- Task objective: Copy every entry exactly.

- Given data:
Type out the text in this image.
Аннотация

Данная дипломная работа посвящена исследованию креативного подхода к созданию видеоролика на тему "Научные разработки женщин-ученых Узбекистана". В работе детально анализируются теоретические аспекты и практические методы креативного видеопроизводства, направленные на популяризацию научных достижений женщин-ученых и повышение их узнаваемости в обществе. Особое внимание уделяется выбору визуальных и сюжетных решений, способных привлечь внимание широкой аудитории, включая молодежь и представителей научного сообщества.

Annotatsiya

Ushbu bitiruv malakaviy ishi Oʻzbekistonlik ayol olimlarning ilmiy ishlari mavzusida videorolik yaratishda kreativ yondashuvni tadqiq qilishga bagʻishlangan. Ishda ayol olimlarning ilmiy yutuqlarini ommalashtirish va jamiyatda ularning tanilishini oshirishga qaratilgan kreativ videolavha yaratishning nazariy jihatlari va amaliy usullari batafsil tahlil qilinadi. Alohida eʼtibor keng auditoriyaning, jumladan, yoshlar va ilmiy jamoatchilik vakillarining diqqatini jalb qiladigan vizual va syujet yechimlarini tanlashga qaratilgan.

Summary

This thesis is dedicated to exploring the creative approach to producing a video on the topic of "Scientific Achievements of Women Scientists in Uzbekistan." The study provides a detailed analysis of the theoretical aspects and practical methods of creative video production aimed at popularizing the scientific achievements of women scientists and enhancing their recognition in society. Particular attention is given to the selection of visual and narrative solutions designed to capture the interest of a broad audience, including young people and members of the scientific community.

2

- In response:
Type out the text in this image.
Аннотация

Данная дипломная работа посвящена исследованию креативного подхода к созданию видеоролика на тему "Научные разработки женщин-ученых Узбекистана". В работе детально анализируются теоретические аспекты и практические методы креативного видеопроизводства, направленные на популяризацию научных достижений женщин-ученых и повышение их узнаваемости в обществе. Особое внимание уделяется выбору визуальных и сюжетных решений, способных привлечь внимание широкой аудитории, включая молодежь и представителей научного сообщества.

Annotatsiya

Ushbu bitiruv malakaviy ishi Oʻzbekistonlik ayol olimlarning ilmiy ishlari mavzusida videorolik yaratishda kreativ yondashuvni tadqiq qilishga bagʻishlangan. Ishda ayol olimlarning ilmiy yutuqlarini ommalashtirish va jamiyatda ularning tanilishini oshirishga qaratilgan kreativ videolavha yaratishning nazariy jihatlari va amaliy usullari batafsil tahlil qilinadi. Alohida eʼtibor keng auditoriyaning, jumladan, yoshlar va ilmiy jamoatchilik vakillarining diqqatini jalb qiladigan vizual va syujet yechimlarini tanlashga qaratilgan.

Summary

This thesis is dedicated to exploring the creative approach to producing a video on the topic of "Scientific Achievements of Women Scientists in Uzbekistan." The study provides a detailed analysis of the theoretical aspects and practical methods of creative video production aimed at popularizing the scientific achievements of women scientists and enhancing their recognition in society. Particular attention is given to the selection of visual and narrative solutions designed to capture the interest of a broad audience, including young people and members of the scientific community.

2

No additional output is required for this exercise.